__Recorded information__.
☆ ☆ ☆
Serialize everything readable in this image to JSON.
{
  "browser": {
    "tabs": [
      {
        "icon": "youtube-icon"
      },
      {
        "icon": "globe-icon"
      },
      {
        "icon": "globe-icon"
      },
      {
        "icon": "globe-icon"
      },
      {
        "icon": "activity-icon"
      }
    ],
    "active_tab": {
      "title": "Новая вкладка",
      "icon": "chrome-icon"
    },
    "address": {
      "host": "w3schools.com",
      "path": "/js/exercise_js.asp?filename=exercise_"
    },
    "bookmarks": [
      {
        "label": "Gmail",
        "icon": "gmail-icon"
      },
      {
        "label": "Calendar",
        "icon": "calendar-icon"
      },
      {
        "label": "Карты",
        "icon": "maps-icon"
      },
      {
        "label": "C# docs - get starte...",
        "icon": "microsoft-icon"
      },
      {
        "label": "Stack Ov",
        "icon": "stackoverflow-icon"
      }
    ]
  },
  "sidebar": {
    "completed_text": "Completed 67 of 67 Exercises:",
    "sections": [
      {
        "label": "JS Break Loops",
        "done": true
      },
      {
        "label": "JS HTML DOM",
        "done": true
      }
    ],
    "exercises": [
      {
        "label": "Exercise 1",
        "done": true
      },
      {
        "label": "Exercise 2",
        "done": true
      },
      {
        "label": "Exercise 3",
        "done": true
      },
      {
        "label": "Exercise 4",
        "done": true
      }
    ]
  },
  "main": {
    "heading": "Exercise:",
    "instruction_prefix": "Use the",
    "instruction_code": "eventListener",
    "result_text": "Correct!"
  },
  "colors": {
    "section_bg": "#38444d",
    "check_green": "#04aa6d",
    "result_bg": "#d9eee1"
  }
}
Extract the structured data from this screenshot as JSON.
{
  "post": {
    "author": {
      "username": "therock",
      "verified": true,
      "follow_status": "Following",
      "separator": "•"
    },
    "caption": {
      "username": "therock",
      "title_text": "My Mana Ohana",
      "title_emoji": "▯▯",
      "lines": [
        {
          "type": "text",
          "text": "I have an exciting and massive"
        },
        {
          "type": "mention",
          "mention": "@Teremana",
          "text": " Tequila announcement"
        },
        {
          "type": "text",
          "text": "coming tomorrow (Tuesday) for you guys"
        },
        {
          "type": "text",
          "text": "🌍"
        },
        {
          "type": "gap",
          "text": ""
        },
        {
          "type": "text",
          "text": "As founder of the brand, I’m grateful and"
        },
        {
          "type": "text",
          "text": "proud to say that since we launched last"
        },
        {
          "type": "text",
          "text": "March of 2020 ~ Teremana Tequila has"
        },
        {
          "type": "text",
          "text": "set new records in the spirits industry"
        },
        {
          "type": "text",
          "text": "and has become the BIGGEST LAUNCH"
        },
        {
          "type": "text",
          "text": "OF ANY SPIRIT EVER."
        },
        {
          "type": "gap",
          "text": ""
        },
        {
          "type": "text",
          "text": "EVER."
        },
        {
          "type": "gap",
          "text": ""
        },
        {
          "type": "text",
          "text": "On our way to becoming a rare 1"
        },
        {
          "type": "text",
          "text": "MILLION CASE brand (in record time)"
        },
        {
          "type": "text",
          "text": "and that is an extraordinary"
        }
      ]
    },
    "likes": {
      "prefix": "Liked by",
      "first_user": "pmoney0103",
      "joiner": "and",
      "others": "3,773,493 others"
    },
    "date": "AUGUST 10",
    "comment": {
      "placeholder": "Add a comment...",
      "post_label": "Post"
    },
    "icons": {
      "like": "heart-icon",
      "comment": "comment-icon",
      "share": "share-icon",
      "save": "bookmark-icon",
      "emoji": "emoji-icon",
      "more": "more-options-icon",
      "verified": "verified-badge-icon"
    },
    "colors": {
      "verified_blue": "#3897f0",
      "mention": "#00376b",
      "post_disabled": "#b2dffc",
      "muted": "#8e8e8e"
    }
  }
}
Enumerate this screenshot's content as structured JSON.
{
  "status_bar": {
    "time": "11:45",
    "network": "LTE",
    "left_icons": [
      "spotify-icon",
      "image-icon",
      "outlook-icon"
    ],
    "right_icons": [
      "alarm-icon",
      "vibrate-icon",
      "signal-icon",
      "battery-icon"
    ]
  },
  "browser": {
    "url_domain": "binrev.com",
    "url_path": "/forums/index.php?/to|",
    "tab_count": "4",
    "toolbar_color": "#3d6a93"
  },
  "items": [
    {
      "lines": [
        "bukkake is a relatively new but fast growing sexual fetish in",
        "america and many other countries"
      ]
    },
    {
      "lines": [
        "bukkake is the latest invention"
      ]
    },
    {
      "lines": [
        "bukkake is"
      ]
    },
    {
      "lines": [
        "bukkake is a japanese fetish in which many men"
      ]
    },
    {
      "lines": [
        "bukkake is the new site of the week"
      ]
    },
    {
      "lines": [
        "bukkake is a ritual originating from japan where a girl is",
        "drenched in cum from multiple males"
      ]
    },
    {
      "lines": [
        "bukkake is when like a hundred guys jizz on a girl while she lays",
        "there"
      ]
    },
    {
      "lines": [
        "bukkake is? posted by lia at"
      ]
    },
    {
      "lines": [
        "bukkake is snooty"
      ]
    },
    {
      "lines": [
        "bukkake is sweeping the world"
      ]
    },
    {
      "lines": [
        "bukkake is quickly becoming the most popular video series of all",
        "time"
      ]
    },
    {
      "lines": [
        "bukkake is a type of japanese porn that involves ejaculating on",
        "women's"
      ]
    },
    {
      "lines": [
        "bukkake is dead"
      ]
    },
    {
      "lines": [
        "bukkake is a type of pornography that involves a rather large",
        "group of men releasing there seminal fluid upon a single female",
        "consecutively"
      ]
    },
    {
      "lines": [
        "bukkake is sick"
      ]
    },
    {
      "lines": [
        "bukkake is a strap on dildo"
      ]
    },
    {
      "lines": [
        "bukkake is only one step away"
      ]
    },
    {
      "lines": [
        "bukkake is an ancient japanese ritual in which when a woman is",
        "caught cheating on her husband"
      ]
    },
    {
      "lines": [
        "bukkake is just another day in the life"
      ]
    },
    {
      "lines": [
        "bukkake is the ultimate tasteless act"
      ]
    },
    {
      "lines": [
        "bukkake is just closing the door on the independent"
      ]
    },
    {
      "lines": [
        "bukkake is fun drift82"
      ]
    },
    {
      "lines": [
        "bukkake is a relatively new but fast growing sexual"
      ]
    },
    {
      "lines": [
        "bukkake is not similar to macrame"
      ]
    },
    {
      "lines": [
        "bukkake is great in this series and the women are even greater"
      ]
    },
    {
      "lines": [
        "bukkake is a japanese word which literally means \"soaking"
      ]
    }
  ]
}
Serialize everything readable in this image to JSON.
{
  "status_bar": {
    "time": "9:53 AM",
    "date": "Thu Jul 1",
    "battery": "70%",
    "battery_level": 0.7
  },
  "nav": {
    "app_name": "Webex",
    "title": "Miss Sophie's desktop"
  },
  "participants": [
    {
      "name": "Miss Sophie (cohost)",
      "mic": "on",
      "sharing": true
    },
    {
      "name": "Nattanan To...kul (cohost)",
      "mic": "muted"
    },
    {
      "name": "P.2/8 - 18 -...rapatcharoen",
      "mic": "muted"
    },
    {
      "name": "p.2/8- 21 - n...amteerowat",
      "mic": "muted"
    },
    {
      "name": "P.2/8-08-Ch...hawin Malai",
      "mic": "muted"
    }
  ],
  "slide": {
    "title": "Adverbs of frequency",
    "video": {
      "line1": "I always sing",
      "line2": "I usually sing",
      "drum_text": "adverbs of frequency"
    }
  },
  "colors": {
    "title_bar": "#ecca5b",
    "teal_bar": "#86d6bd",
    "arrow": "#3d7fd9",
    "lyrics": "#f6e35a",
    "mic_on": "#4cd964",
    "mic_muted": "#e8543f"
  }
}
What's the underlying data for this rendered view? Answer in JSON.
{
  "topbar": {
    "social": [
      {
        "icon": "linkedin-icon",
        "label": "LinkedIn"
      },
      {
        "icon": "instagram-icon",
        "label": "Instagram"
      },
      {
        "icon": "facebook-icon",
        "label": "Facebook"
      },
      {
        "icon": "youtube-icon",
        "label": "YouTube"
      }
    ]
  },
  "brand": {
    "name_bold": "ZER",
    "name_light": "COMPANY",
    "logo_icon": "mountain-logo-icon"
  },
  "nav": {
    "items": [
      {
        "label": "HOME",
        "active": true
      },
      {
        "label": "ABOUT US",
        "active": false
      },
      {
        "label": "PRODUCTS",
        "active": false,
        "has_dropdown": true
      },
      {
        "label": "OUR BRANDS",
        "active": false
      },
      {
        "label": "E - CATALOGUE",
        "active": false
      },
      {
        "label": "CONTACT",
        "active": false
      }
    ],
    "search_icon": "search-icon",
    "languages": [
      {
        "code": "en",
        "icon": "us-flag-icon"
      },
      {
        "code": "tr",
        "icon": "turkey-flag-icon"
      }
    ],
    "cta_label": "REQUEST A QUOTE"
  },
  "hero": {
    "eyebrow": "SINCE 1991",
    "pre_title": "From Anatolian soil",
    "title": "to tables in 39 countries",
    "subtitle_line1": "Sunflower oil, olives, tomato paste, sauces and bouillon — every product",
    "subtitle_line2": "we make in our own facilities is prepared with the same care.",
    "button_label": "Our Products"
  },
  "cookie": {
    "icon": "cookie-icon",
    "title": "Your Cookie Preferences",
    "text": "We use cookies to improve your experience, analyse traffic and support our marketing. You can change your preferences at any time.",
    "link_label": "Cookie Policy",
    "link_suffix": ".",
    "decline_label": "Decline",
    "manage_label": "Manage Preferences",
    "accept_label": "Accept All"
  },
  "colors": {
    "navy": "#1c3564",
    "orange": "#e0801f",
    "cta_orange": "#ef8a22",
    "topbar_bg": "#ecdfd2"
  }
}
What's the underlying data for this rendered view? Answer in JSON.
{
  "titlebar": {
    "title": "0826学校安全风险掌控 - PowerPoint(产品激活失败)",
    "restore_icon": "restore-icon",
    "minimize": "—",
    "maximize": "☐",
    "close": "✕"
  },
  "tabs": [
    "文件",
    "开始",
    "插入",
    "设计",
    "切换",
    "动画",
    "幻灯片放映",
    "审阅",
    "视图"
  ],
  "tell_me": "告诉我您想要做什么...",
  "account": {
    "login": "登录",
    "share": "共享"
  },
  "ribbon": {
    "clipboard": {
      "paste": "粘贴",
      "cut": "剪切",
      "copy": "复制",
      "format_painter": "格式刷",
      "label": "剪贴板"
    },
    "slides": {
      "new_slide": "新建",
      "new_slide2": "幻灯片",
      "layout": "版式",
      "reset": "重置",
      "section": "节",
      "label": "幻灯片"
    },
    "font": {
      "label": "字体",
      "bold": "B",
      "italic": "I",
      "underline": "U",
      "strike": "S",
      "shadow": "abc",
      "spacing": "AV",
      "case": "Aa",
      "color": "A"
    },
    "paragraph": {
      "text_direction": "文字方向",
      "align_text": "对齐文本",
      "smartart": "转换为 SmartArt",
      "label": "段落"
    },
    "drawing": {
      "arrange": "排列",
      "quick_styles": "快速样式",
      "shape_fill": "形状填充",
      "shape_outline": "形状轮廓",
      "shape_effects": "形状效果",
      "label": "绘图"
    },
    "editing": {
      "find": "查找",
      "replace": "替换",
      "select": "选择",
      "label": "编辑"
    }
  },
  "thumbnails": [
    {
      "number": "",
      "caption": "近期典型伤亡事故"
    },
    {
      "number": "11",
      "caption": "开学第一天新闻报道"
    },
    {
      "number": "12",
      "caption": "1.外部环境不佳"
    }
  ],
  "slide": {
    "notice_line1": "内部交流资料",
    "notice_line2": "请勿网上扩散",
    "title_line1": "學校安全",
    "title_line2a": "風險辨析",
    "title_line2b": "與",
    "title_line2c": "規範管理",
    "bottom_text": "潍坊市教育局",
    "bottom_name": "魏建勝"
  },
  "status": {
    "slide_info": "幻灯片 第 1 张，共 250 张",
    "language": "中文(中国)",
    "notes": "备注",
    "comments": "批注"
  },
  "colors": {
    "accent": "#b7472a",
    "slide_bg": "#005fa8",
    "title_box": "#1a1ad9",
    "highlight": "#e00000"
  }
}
☆ ☆ ☆
__Problem statement__.
Select every line where the word "ritual" occurs.

__Solution to the exercise__.
        "bukkake is a ritual originating from japan where a girl is",
        "bukkake is an ancient japanese ritual in which when a woman is",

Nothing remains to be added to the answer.